Short problem →
Note each line where "executive" appears, and copy it.
::: Recorded information :::
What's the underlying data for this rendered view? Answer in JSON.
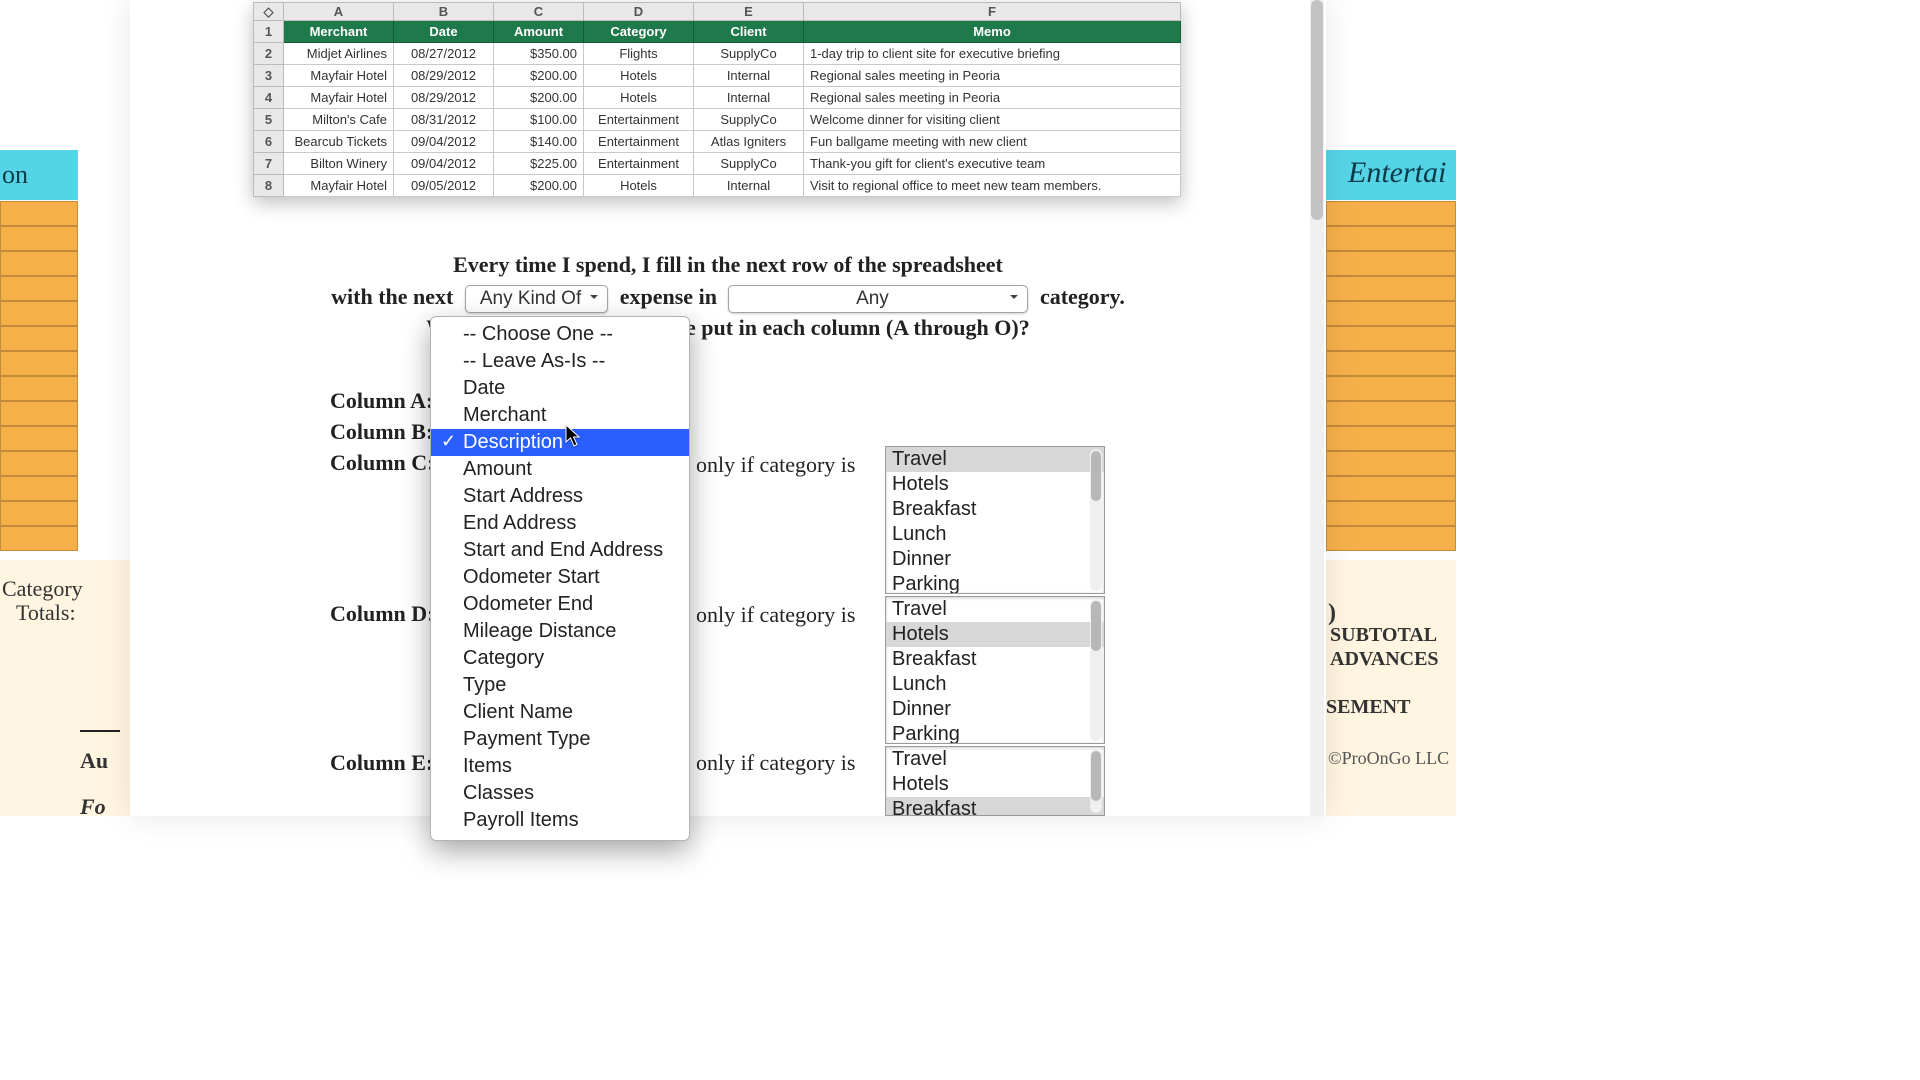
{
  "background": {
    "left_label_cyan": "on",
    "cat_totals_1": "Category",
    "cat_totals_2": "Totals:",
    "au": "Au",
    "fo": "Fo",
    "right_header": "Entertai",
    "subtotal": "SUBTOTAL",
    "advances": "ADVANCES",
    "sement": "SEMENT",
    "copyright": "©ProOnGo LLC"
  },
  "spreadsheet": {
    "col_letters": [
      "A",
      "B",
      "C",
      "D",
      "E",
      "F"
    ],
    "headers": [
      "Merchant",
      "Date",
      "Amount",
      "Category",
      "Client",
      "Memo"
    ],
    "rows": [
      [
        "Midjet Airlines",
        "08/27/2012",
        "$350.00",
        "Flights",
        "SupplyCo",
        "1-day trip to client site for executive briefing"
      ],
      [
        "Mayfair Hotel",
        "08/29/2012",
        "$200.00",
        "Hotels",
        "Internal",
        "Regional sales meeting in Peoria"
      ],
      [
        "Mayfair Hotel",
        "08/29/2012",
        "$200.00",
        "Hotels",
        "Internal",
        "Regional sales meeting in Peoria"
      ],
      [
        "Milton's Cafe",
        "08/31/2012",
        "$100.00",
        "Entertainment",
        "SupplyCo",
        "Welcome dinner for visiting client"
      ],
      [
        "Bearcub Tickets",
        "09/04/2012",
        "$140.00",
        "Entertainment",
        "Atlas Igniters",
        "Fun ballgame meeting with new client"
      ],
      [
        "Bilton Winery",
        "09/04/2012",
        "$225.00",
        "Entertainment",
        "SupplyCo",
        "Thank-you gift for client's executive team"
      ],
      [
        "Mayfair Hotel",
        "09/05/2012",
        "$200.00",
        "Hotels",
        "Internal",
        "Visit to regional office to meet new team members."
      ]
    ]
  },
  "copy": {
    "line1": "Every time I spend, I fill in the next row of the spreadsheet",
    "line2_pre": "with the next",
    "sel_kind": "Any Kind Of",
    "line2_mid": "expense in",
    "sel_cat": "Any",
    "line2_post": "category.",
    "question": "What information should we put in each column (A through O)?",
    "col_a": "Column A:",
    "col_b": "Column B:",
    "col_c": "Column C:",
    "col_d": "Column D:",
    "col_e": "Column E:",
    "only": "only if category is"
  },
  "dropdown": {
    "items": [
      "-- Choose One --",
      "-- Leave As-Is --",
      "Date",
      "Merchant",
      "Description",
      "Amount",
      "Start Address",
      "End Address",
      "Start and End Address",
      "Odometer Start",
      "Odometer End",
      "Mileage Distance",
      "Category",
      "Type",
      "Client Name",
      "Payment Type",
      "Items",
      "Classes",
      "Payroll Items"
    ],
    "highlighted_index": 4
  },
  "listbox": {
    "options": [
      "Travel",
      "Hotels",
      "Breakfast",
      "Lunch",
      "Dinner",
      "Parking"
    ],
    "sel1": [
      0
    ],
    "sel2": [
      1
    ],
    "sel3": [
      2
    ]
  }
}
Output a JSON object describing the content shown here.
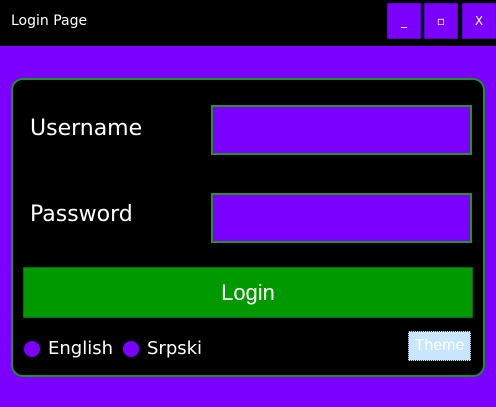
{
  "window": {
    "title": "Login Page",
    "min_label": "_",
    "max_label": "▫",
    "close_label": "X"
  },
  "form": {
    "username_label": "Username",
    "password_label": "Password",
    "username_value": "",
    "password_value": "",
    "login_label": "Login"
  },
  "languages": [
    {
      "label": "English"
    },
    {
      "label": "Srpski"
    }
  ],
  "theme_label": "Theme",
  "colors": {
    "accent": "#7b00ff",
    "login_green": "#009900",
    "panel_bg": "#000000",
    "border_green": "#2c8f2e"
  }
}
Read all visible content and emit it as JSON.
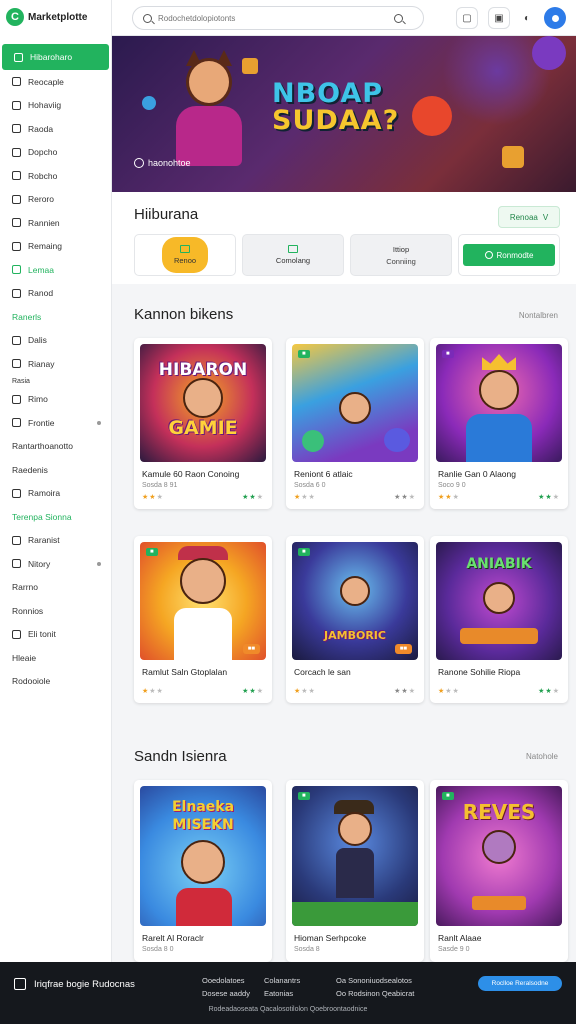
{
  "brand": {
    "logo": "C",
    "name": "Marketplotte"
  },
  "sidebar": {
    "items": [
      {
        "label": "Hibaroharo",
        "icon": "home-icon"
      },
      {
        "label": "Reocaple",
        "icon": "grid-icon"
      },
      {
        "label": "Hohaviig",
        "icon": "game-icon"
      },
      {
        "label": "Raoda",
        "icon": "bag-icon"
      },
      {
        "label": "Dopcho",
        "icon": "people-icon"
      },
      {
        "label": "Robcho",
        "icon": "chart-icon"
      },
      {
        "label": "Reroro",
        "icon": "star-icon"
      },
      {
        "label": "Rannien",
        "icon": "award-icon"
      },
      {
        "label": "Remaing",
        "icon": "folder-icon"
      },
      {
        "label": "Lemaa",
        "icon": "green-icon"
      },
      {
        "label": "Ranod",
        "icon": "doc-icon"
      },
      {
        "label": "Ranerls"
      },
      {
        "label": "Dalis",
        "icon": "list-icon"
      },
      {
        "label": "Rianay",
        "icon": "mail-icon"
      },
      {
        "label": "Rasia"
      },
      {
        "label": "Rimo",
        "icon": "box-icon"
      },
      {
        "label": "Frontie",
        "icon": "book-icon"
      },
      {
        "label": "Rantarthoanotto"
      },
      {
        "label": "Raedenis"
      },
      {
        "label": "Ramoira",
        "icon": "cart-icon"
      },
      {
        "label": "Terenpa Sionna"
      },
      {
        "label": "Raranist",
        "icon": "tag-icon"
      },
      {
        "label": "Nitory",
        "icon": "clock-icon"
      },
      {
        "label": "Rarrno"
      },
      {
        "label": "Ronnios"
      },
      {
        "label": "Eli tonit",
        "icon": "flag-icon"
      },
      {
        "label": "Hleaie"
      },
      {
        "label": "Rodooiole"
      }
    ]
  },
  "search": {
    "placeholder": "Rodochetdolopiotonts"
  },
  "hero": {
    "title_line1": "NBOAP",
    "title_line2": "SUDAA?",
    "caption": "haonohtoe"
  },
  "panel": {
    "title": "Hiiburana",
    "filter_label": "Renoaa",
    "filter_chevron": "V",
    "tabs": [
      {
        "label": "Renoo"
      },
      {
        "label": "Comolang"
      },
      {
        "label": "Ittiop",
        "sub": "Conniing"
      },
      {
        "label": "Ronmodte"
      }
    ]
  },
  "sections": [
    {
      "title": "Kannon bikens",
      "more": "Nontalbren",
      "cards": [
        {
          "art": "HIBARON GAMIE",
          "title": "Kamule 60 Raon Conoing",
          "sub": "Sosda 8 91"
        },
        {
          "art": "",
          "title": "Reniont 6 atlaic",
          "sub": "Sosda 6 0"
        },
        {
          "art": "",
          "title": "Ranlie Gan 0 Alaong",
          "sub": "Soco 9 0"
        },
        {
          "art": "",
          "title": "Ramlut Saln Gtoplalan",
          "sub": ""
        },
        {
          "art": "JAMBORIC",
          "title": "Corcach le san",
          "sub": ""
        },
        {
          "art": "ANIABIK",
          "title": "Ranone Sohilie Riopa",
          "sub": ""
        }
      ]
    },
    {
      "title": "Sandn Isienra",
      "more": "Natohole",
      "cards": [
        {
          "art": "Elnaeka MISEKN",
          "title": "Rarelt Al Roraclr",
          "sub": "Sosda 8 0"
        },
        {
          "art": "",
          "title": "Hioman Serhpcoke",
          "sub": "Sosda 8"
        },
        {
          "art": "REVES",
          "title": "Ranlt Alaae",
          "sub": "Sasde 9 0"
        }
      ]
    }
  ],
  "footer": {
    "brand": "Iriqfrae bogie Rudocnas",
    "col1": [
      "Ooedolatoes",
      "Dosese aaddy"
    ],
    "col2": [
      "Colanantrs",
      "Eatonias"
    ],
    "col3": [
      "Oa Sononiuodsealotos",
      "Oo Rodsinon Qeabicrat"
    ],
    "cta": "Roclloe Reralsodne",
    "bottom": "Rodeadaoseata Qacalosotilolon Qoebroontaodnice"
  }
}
:::
Answer to the exercise →
        "1-day trip to client site for executive briefing"
        "Thank-you gift for client's executive team"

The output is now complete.